• _Task_:
State the number of lines that include the string "submitted", and write nothing else.
* * * * *
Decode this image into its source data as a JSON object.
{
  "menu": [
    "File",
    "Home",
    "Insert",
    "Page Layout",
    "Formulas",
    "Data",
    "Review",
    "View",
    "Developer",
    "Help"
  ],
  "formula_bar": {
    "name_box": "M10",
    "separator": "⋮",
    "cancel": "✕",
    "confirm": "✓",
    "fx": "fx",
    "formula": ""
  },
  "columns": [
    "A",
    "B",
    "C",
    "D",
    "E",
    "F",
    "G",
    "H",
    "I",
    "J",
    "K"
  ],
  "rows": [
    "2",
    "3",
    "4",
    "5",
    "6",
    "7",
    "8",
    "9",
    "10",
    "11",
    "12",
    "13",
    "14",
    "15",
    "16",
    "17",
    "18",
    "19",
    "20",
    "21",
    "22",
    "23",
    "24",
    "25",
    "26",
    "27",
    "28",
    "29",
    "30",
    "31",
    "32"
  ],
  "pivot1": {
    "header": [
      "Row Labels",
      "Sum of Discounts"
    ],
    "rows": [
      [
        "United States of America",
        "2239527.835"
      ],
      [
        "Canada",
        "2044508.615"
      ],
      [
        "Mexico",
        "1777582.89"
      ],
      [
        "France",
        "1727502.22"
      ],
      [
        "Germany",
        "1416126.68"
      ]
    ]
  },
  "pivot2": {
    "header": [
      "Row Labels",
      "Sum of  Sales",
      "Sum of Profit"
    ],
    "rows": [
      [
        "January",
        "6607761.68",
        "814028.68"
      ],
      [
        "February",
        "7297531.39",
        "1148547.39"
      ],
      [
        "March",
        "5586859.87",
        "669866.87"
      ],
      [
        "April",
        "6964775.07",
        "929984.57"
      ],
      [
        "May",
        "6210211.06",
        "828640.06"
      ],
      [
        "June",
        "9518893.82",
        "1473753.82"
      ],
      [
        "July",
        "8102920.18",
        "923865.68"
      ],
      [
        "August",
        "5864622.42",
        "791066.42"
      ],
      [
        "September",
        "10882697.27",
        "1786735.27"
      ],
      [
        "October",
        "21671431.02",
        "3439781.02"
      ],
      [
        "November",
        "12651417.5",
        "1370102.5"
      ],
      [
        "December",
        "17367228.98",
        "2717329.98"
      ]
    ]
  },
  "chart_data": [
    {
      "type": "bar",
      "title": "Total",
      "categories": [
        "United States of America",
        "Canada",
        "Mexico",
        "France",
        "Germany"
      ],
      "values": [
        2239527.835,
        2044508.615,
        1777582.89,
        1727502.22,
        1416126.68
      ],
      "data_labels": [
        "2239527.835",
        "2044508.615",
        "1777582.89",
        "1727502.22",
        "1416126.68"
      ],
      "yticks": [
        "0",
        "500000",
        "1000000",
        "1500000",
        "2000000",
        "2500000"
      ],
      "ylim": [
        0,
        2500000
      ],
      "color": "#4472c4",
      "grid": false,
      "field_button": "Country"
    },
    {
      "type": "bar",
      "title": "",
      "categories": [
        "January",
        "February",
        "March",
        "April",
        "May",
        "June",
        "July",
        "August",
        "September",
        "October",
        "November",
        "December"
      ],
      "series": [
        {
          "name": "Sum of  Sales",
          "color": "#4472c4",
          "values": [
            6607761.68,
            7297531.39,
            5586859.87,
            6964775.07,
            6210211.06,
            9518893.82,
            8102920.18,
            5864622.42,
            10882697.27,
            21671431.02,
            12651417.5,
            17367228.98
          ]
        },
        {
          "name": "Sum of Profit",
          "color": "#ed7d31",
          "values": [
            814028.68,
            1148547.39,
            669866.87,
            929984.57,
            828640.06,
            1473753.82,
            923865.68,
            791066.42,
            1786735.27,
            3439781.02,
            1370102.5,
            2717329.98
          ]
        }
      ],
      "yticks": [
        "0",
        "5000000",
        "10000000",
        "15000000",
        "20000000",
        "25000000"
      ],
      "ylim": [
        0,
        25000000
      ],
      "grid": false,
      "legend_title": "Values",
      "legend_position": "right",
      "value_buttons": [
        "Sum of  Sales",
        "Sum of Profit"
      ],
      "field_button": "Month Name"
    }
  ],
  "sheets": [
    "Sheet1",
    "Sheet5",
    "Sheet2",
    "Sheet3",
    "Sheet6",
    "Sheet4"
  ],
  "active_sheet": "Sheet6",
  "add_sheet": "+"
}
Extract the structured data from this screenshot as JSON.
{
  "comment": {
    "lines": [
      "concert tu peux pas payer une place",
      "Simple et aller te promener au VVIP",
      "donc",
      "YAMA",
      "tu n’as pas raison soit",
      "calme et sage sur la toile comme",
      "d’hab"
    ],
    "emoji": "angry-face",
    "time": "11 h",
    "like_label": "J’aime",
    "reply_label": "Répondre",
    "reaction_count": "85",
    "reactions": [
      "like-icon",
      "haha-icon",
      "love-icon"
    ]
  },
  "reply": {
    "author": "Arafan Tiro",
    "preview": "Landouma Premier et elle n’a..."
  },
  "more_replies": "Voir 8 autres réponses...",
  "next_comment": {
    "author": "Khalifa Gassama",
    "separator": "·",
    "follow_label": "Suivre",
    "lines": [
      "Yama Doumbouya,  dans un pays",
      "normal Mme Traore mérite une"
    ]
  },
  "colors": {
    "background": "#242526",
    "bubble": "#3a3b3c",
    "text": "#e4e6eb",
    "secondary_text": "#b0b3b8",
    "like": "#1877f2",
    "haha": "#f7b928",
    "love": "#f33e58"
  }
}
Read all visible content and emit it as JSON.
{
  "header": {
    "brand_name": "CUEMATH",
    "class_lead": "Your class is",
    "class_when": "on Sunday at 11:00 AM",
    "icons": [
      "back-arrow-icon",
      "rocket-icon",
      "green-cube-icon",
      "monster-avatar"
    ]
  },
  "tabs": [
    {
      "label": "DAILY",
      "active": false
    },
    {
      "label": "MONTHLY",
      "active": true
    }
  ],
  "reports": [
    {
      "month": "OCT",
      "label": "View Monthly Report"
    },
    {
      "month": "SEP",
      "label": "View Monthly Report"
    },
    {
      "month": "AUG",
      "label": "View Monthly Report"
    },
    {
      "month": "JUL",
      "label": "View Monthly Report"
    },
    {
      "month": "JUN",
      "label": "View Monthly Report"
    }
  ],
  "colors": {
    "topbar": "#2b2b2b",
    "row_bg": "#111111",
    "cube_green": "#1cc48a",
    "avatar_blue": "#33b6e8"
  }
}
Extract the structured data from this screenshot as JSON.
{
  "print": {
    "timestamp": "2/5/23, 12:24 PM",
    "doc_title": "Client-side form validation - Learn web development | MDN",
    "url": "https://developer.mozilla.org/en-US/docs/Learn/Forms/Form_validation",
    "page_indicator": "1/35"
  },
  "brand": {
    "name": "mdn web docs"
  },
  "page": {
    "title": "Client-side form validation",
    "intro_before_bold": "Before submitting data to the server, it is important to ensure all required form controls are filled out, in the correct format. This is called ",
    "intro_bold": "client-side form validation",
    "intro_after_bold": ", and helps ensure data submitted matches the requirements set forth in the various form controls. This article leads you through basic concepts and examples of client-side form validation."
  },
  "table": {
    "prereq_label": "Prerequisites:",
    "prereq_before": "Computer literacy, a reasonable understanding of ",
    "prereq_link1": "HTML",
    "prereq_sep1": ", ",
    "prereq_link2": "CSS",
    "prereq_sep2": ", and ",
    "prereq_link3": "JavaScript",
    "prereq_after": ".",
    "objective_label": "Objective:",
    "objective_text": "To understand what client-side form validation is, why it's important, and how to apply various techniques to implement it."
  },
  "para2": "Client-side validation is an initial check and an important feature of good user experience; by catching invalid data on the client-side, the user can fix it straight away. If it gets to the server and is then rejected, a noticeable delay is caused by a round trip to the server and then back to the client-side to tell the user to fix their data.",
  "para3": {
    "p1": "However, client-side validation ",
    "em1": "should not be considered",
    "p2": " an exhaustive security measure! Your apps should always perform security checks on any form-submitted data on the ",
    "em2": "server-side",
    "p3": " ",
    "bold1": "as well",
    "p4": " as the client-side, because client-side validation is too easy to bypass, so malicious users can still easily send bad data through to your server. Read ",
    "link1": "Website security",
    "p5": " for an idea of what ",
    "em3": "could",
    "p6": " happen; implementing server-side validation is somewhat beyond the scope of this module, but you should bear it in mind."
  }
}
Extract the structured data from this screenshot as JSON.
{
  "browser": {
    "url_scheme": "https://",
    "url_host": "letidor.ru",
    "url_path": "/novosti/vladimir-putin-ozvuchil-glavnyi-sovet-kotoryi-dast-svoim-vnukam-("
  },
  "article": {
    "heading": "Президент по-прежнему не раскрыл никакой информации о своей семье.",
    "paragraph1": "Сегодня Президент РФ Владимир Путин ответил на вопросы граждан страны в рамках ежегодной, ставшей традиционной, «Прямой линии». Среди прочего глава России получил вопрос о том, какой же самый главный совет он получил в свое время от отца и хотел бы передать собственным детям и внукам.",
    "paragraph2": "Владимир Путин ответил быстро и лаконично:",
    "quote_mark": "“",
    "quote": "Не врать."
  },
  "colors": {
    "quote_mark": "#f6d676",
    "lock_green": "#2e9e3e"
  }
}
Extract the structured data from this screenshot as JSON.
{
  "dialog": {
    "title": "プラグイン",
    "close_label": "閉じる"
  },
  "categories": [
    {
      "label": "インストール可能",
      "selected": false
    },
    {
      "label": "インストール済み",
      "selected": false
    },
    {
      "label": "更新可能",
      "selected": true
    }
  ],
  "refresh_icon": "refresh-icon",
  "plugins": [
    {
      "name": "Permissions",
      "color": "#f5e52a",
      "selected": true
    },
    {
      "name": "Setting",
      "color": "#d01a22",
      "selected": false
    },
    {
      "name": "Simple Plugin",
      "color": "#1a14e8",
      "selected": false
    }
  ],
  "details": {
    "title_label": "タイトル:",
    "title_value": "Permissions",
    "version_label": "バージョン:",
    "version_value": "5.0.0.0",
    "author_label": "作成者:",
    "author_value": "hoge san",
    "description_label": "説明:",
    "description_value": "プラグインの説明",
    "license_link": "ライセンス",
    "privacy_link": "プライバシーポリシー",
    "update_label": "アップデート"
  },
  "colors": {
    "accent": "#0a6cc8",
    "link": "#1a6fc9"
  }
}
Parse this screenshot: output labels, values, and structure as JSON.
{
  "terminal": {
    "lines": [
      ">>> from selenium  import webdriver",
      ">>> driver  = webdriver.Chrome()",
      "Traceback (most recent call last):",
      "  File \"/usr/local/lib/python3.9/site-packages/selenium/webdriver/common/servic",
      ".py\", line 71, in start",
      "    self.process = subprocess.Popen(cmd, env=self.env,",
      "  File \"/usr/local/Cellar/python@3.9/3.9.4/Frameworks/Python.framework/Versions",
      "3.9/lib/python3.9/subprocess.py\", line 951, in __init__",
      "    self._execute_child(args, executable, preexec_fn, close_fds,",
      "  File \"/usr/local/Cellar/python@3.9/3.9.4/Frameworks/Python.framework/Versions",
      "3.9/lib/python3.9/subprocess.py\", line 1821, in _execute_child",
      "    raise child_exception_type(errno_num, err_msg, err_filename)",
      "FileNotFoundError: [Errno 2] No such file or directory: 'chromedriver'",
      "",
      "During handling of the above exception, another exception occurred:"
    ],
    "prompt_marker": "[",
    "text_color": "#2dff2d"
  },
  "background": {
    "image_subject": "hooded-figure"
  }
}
* * * * *
• _Solution to this exercise_:
2